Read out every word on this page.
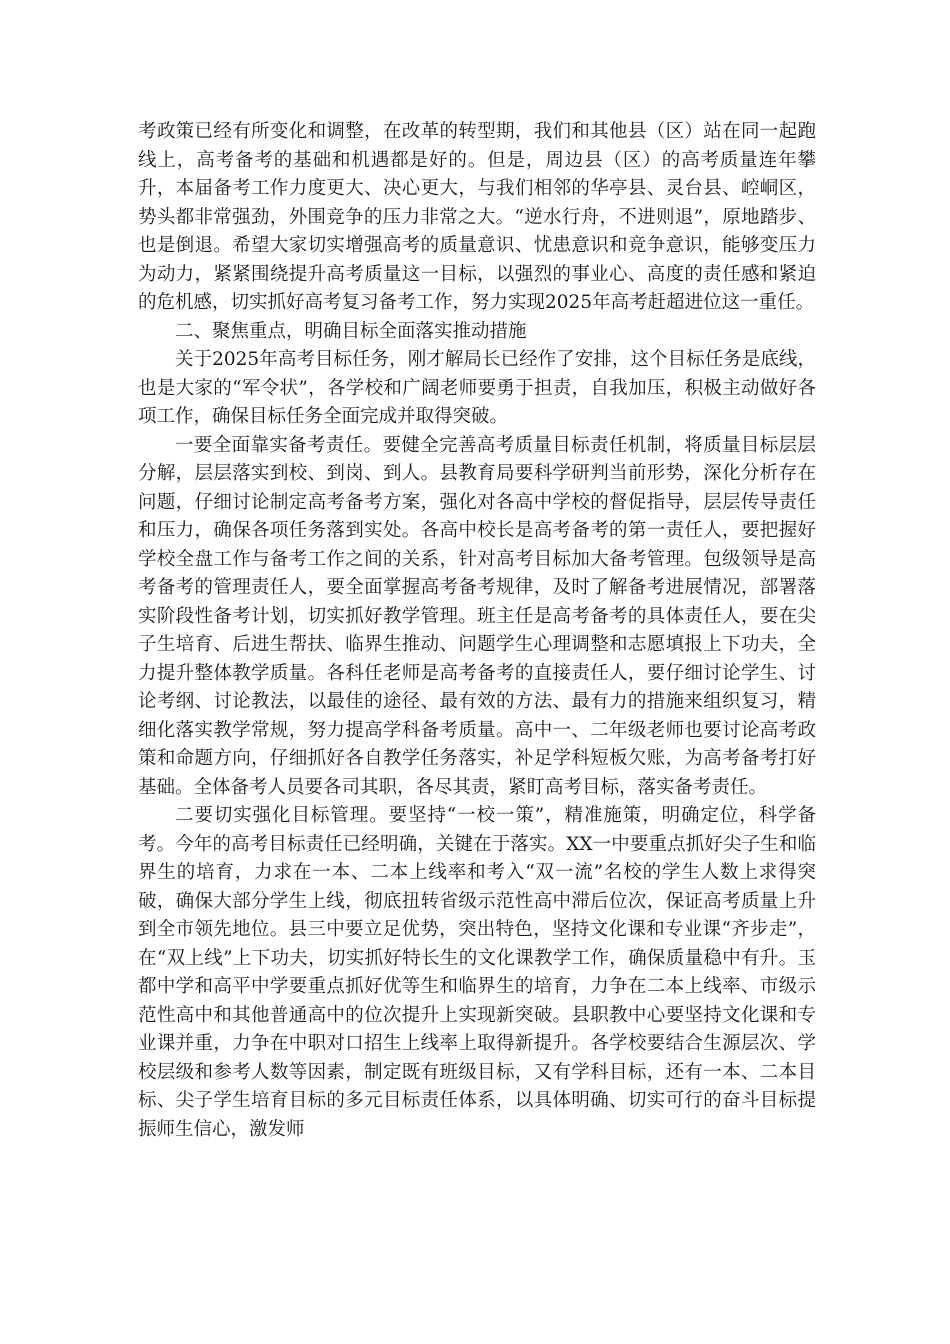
考政策已经有所变化和调整，在改革的转型期，我们和其他县（区）站在同一起跑线上，高考备考的基础和机遇都是好的。但是，周边县（区）的高考质量连年攀升，本届备考工作力度更大、决心更大，与我们相邻的华亭县、灵台县、崆峒区，势头都非常强劲，外围竞争的压力非常之大。“逆水行舟，不进则退”，原地踏步、也是倒退。希望大家切实增强高考的质量意识、忧患意识和竞争意识，能够变压力为动力，紧紧围绕提升高考质量这一目标，以强烈的事业心、高度的责任感和紧迫的危机感，切实抓好高考复习备考工作，努力实现2025年高考赶超进位这一重任。

二、聚焦重点，明确目标全面落实推动措施

关于2025年高考目标任务，刚才解局长已经作了安排，这个目标任务是底线，也是大家的“军令状”，各学校和广阔老师要勇于担责，自我加压，积极主动做好各项工作，确保目标任务全面完成并取得突破。

一要全面靠实备考责任。要健全完善高考质量目标责任机制，将质量目标层层分解，层层落实到校、到岗、到人。县教育局要科学研判当前形势，深化分析存在问题，仔细讨论制定高考备考方案，强化对各高中学校的督促指导，层层传导责任和压力，确保各项任务落到实处。各高中校长是高考备考的第一责任人，要把握好学校全盘工作与备考工作之间的关系，针对高考目标加大备考管理。包级领导是高考备考的管理责任人，要全面掌握高考备考规律，及时了解备考进展情况，部署落实阶段性备考计划，切实抓好教学管理。班主任是高考备考的具体责任人，要在尖子生培育、后进生帮扶、临界生推动、问题学生心理调整和志愿填报上下功夫，全力提升整体教学质量。各科任老师是高考备考的直接责任人，要仔细讨论学生、讨论考纲、讨论教法，以最佳的途径、最有效的方法、最有力的措施来组织复习，精细化落实教学常规，努力提高学科备考质量。高中一、二年级老师也要讨论高考政策和命题方向，仔细抓好各自教学任务落实，补足学科短板欠账，为高考备考打好基础。全体备考人员要各司其职，各尽其责，紧盯高考目标，落实备考责任。

二要切实强化目标管理。要坚持“一校一策”，精准施策，明确定位，科学备考。今年的高考目标责任已经明确，关键在于落实。XX一中要重点抓好尖子生和临界生的培育，力求在一本、二本上线率和考入“双一流”名校的学生人数上求得突破，确保大部分学生上线，彻底扭转省级示范性高中滞后位次，保证高考质量上升到全市领先地位。县三中要立足优势，突出特色，坚持文化课和专业课“齐步走”，在“双上线”上下功夫，切实抓好特长生的文化课教学工作，确保质量稳中有升。玉都中学和高平中学要重点抓好优等生和临界生的培育，力争在二本上线率、市级示范性高中和其他普通高中的位次提升上实现新突破。县职教中心要坚持文化课和专业课并重，力争在中职对口招生上线率上取得新提升。各学校要结合生源层次、学校层级和参考人数等因素，制定既有班级目标，又有学科目标，还有一本、二本目标、尖子学生培育目标的多元目标责任体系，以具体明确、切实可行的奋斗目标提振师生信心，激发师
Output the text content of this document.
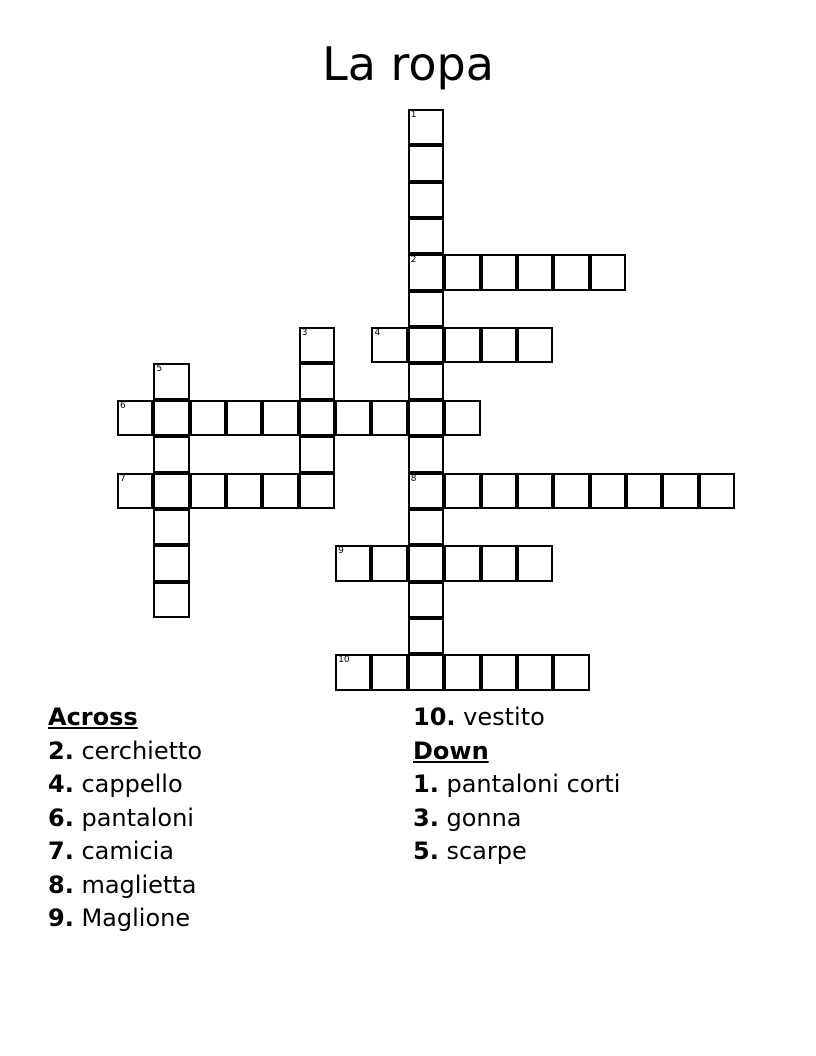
La ropa
1
2
8
3	4
5
6
7
9
10
Across
2. cerchietto
4. cappello
6. pantaloni
7. camicia
8. maglietta
9. Maglione
10. vestito
Down
1. pantaloni corti
3. gonna
5. scarpe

====

### Problem to work on
In the entries above, count each line holding "this" and report the total and nothing more.

### Result
2